What is being asked:
Exclude the pictures and return every line exactly as written.

Input material:
★ ★ ★ ★ ★ ★ ★
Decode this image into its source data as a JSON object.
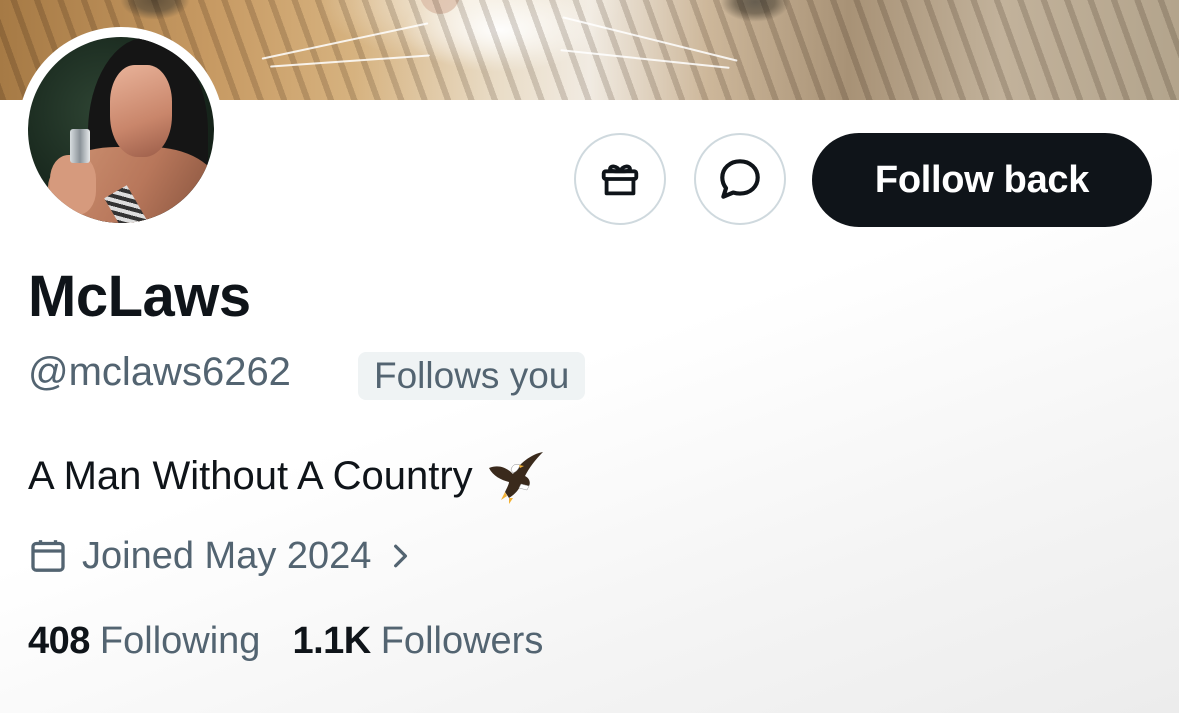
{
  "actions": {
    "follow_back_label": "Follow back"
  },
  "profile": {
    "display_name": "McLaws",
    "handle": "@mclaws6262",
    "follows_you_badge": "Follows you",
    "bio_text": "A Man Without A Country",
    "joined_text": "Joined May 2024"
  },
  "stats": {
    "following_count": "408",
    "following_label": "Following",
    "followers_count": "1.1K",
    "followers_label": "Followers"
  },
  "icons": {
    "gift": "gift-icon",
    "message": "message-icon",
    "calendar": "calendar-icon",
    "chevron": "chevron-right-icon",
    "bio_emoji": "eagle-emoji-icon"
  },
  "colors": {
    "primary_text": "#0f1419",
    "secondary_text": "#536471",
    "follow_button_bg": "#0f1419",
    "follow_button_text": "#ffffff",
    "badge_bg": "#eff3f4",
    "button_border": "#cfd9de"
  }
}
★ ★ ★ ★ ★ ★ ★
Exercise answer:
Decode this image into its source data as a JSON object.
{
  "actions": {
    "follow_back_label": "Follow back"
  },
  "profile": {
    "display_name": "McLaws",
    "handle": "@mclaws6262",
    "follows_you_badge": "Follows you",
    "bio_text": "A Man Without A Country",
    "joined_text": "Joined May 2024"
  },
  "stats": {
    "following_count": "408",
    "following_label": "Following",
    "followers_count": "1.1K",
    "followers_label": "Followers"
  },
  "icons": {
    "gift": "gift-icon",
    "message": "message-icon",
    "calendar": "calendar-icon",
    "chevron": "chevron-right-icon",
    "bio_emoji": "eagle-emoji-icon"
  },
  "colors": {
    "primary_text": "#0f1419",
    "secondary_text": "#536471",
    "follow_button_bg": "#0f1419",
    "follow_button_text": "#ffffff",
    "badge_bg": "#eff3f4",
    "button_border": "#cfd9de"
  }
}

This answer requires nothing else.